======== Excerpted records

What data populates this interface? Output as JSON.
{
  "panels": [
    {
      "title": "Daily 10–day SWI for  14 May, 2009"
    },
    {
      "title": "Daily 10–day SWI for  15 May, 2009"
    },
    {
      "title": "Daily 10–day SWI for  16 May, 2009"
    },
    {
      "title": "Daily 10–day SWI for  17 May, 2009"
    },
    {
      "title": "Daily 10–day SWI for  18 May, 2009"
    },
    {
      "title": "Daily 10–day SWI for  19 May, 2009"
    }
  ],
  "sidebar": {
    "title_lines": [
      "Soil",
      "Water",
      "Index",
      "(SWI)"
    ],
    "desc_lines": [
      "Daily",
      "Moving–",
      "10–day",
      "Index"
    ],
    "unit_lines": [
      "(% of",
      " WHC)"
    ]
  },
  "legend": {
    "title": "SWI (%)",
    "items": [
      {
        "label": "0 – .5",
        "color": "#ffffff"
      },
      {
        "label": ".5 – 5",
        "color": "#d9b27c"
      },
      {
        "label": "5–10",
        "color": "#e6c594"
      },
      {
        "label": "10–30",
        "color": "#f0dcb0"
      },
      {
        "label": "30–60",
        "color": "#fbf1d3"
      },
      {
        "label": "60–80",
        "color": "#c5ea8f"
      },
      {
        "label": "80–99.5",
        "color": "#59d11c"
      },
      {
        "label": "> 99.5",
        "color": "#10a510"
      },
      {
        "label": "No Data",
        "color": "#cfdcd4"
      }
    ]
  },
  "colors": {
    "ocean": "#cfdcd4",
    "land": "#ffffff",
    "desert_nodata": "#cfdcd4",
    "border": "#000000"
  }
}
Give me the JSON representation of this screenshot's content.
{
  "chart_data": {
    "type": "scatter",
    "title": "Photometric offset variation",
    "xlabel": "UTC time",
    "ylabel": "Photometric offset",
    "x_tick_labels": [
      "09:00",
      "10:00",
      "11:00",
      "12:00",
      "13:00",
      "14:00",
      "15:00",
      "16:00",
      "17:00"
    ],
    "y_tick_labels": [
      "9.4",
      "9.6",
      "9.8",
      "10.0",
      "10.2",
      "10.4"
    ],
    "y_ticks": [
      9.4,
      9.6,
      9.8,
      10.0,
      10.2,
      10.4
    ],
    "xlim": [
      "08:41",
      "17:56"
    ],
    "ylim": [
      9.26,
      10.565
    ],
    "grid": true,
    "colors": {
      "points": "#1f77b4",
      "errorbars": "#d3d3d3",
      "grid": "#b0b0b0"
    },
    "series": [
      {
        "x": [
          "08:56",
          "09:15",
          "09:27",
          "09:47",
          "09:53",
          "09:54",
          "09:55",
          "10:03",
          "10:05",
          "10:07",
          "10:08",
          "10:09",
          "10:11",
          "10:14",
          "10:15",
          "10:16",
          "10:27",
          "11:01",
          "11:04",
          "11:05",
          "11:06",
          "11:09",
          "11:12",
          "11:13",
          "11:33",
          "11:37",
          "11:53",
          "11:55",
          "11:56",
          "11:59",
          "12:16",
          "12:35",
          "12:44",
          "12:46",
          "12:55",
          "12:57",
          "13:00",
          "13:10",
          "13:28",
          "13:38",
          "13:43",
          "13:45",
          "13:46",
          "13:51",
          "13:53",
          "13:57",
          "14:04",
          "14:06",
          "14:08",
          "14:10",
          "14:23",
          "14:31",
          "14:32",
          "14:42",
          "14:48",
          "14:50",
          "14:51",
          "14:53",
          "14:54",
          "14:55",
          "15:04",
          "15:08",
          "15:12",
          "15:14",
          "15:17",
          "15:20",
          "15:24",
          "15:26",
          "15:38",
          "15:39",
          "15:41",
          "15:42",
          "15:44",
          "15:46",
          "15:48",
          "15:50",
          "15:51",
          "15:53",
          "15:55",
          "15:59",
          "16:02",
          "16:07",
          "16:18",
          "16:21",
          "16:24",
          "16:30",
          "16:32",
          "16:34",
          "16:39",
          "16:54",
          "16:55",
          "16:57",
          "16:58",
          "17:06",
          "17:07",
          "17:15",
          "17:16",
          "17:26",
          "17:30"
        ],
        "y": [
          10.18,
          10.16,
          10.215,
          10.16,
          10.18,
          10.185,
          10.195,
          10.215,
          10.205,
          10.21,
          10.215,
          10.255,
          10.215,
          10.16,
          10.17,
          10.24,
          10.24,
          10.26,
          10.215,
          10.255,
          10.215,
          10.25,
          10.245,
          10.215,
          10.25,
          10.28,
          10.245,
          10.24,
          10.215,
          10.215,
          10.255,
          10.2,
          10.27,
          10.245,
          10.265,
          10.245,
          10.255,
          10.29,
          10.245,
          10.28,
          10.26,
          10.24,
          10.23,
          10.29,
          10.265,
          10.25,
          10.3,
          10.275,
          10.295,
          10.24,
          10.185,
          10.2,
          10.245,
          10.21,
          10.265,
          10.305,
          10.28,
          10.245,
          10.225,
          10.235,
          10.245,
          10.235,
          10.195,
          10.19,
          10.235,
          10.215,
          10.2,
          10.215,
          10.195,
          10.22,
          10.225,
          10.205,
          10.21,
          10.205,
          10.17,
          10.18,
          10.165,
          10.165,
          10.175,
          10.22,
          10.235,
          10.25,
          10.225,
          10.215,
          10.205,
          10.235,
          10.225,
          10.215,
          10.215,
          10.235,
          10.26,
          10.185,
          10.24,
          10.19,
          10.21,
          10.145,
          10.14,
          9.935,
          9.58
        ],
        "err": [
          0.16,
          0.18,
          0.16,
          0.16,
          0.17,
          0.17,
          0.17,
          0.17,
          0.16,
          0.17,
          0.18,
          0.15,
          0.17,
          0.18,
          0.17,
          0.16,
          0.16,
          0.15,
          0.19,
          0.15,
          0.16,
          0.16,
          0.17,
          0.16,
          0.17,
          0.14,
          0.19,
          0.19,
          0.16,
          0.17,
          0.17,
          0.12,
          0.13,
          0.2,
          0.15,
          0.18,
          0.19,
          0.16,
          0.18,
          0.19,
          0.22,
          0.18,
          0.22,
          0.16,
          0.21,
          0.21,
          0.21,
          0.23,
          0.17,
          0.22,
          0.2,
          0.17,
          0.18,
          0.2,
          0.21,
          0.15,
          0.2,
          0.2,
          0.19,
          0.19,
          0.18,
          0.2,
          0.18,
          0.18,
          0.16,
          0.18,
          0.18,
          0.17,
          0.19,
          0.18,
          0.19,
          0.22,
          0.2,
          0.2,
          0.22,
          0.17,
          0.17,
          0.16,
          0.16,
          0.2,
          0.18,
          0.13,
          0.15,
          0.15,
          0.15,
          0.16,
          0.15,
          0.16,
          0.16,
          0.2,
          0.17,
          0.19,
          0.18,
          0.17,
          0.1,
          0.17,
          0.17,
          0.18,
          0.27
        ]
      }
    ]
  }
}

================
======== Excerpted records

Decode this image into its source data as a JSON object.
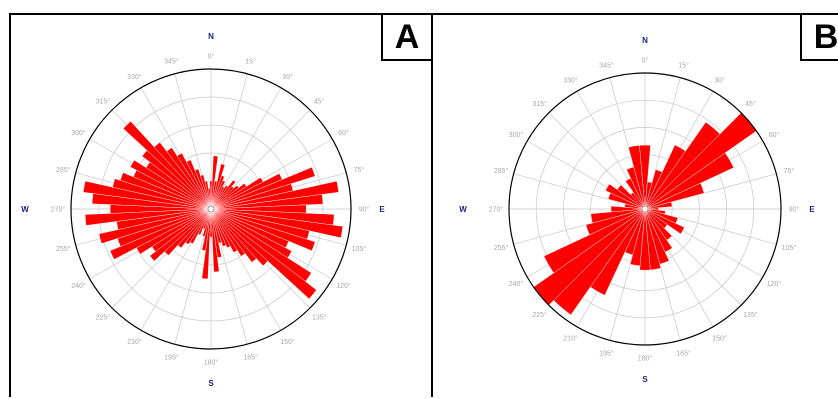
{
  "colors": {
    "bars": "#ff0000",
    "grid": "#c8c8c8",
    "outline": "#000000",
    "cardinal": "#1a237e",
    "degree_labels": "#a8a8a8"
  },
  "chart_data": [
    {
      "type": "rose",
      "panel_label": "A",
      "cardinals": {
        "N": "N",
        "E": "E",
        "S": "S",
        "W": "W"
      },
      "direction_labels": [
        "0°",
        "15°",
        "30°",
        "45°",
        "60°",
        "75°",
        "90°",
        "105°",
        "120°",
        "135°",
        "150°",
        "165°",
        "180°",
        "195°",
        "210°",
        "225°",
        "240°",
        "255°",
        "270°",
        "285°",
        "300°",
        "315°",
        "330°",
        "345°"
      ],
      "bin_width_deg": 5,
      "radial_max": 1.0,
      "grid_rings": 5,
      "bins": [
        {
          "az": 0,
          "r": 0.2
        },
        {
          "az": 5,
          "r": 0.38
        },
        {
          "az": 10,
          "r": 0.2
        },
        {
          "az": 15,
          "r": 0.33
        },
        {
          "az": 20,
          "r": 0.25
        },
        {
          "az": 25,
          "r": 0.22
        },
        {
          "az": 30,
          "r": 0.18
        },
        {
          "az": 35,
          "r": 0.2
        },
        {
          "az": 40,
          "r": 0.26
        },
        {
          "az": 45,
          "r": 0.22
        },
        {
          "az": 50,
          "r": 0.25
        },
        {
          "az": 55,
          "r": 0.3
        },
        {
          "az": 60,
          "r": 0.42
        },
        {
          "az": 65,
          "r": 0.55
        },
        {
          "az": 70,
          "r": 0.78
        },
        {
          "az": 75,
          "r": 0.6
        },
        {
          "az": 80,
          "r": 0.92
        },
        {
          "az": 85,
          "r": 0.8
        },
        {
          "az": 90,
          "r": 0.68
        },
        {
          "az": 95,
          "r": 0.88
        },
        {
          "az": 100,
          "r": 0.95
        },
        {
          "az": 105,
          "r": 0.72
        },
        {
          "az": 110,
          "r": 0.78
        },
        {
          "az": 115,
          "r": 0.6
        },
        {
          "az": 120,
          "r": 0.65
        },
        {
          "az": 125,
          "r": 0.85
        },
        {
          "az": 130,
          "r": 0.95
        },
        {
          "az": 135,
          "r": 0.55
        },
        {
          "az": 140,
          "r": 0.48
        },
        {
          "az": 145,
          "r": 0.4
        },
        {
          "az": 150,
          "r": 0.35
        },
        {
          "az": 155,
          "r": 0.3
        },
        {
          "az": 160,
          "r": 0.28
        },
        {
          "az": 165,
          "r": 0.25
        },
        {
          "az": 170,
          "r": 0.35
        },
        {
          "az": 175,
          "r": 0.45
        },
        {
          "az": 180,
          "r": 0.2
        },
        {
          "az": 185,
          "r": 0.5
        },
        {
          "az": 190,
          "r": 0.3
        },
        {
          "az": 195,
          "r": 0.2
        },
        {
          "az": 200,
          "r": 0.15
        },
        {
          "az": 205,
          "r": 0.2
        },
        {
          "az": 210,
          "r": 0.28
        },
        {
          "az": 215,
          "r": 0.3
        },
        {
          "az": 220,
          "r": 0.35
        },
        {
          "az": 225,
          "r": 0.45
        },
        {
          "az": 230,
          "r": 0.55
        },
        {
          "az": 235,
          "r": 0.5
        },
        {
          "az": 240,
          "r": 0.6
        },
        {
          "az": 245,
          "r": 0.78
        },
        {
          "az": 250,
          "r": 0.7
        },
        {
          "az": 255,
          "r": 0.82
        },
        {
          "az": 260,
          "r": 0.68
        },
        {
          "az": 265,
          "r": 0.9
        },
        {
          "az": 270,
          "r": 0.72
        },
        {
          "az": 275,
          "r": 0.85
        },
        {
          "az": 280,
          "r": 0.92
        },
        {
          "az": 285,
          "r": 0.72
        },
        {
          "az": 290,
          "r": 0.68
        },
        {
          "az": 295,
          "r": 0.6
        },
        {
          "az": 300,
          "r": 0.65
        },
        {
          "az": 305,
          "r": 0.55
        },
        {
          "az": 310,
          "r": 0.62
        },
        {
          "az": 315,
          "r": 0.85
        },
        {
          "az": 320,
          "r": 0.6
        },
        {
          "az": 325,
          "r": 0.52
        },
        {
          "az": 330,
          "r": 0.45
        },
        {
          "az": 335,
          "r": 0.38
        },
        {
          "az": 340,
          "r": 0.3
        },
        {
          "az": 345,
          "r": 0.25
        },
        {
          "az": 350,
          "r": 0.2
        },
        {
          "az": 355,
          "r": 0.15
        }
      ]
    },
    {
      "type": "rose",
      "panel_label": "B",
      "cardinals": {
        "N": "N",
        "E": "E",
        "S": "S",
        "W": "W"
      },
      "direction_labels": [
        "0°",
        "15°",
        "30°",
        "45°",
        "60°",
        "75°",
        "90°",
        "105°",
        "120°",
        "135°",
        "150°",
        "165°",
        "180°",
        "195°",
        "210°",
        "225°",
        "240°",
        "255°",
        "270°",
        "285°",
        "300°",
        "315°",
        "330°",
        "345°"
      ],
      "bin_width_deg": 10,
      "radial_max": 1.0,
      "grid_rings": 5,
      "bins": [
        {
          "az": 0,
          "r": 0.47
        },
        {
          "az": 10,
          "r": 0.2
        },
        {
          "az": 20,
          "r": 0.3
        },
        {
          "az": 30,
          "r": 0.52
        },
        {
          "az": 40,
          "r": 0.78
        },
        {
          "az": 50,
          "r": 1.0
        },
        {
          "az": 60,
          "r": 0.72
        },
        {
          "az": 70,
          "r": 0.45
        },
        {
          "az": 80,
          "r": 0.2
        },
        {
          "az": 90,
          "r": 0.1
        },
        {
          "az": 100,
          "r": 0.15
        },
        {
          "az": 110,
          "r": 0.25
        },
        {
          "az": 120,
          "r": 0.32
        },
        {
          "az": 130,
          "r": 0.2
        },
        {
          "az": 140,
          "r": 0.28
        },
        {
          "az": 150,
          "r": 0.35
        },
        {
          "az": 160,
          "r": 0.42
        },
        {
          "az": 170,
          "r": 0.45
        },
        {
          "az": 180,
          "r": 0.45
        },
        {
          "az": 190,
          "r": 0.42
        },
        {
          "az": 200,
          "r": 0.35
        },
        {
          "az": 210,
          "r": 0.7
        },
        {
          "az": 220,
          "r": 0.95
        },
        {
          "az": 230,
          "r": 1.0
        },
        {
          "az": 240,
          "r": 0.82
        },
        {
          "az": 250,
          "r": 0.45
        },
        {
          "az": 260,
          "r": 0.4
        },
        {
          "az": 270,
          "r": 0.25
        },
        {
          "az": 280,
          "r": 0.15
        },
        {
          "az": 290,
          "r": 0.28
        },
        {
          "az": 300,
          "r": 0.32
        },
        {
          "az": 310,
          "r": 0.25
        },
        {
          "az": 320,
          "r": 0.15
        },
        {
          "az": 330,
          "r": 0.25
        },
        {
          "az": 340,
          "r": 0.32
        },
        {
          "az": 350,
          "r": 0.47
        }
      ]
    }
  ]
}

================

▸ **Given request**
Looking at the data above, show all lines where the word "Daily" occurs.

▸ **Solution below**
      "title": "Daily 10–day SWI for  14 May, 2009"
      "title": "Daily 10–day SWI for  15 May, 2009"
      "title": "Daily 10–day SWI for  16 May, 2009"
      "title": "Daily 10–day SWI for  17 May, 2009"
      "title": "Daily 10–day SWI for  18 May, 2009"
      "title": "Daily 10–day SWI for  19 May, 2009"
      "Daily",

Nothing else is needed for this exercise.